-- Start --

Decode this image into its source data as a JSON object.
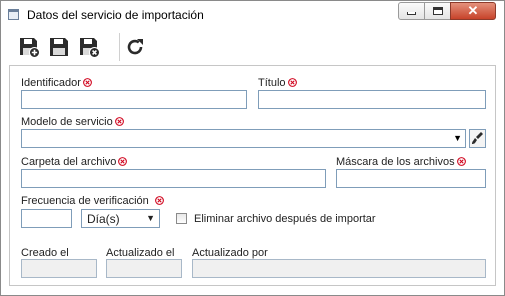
{
  "window": {
    "title": "Datos del servicio de importación"
  },
  "toolbar": {
    "buttons": [
      {
        "name": "save-new",
        "icon": "floppy-plus-icon"
      },
      {
        "name": "save",
        "icon": "floppy-icon"
      },
      {
        "name": "save-close",
        "icon": "floppy-close-icon"
      },
      {
        "name": "refresh",
        "icon": "refresh-icon"
      }
    ]
  },
  "form": {
    "identificador_label": "Identificador",
    "identificador_value": "",
    "titulo_label": "Título",
    "titulo_value": "",
    "modelo_label": "Modelo de servicio",
    "modelo_value": "",
    "carpeta_label": "Carpeta del archivo",
    "carpeta_value": "",
    "mascara_label": "Máscara de los archivos",
    "mascara_value": "",
    "frecuencia_label": "Frecuencia de verificación",
    "frecuencia_value": "",
    "frecuencia_unit": "Día(s)",
    "eliminar_label": "Eliminar archivo después de importar",
    "eliminar_checked": false,
    "creado_label": "Creado el",
    "creado_value": "",
    "actualizado_label": "Actualizado el",
    "actualizado_value": "",
    "actualizado_por_label": "Actualizado por",
    "actualizado_por_value": ""
  },
  "colors": {
    "required": "#d0021b",
    "input_border": "#7f9db9",
    "close_button": "#c7432a"
  }
}
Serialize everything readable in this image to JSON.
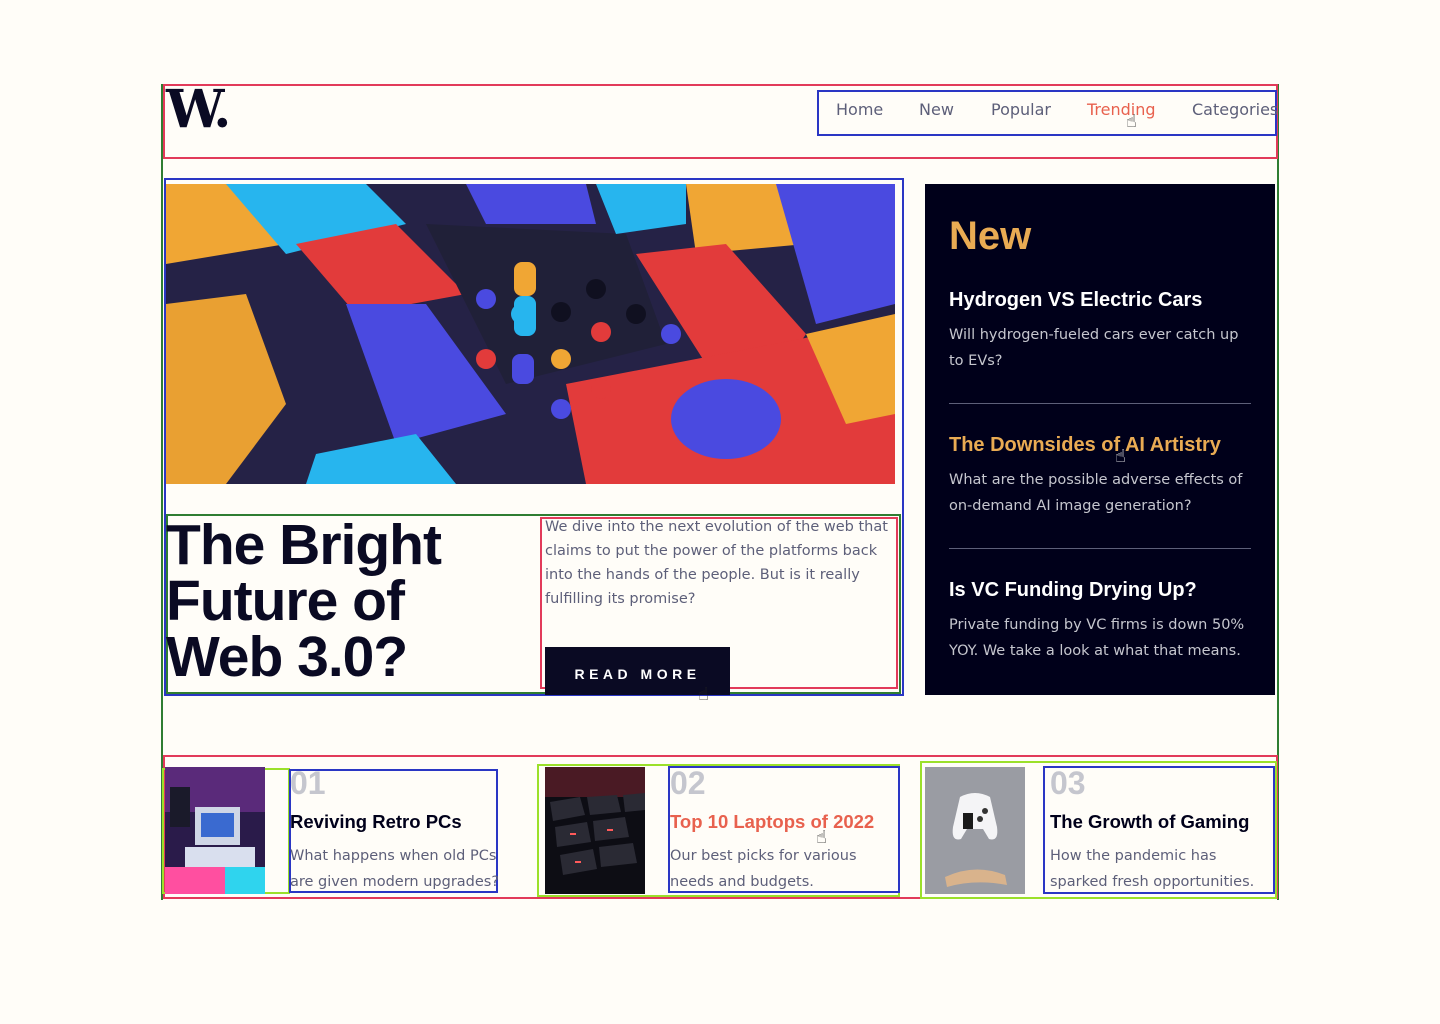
{
  "logo": {
    "text": "W."
  },
  "nav": {
    "items": [
      {
        "label": "Home"
      },
      {
        "label": "New"
      },
      {
        "label": "Popular"
      },
      {
        "label": "Trending",
        "active": true
      },
      {
        "label": "Categories"
      }
    ]
  },
  "hero": {
    "image_icon": "abstract-3d-blocks-image",
    "title": "The Bright Future of Web 3.0?",
    "description": "We dive into the next evolution of the web that claims to put the power of the platforms back into the hands of the people. But is it really fulfilling its promise?",
    "button_label": "READ MORE"
  },
  "new_panel": {
    "heading": "New",
    "items": [
      {
        "title": "Hydrogen VS Electric Cars",
        "description": "Will hydrogen-fueled cars ever catch up to EVs?"
      },
      {
        "title": "The Downsides of AI Artistry",
        "description": "What are the possible adverse effects of on-demand AI image generation?",
        "highlighted": true
      },
      {
        "title": "Is VC Funding Drying Up?",
        "description": "Private funding by VC firms is down 50% YOY. We take a look at what that means."
      }
    ]
  },
  "cards": [
    {
      "number": "01",
      "title": "Reviving Retro PCs",
      "description": "What happens when old PCs are given modern upgrades?",
      "image_icon": "retro-pc-image"
    },
    {
      "number": "02",
      "title": "Top 10 Laptops of 2022",
      "description": "Our best picks for various needs and budgets.",
      "image_icon": "laptop-keyboard-image",
      "highlighted": true
    },
    {
      "number": "03",
      "title": "The Growth of Gaming",
      "description": "How the pandemic has sparked fresh opportunities.",
      "image_icon": "gamepad-image"
    }
  ],
  "colors": {
    "background": "#fffdf8",
    "dark": "#00001a",
    "accent_orange": "#e9ab53",
    "accent_red": "#e8614e",
    "muted_text": "#5d5f79"
  }
}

-- End --

■ Exercise instructions
Select and copy every line of the material that holds the string "into".

■ Task response
Decode this image into its source data as a JSON object.
    "description": "We dive into the next evolution of the web that claims to put the power of the platforms back into the hands of the people. But is it really fulfilling its promise?",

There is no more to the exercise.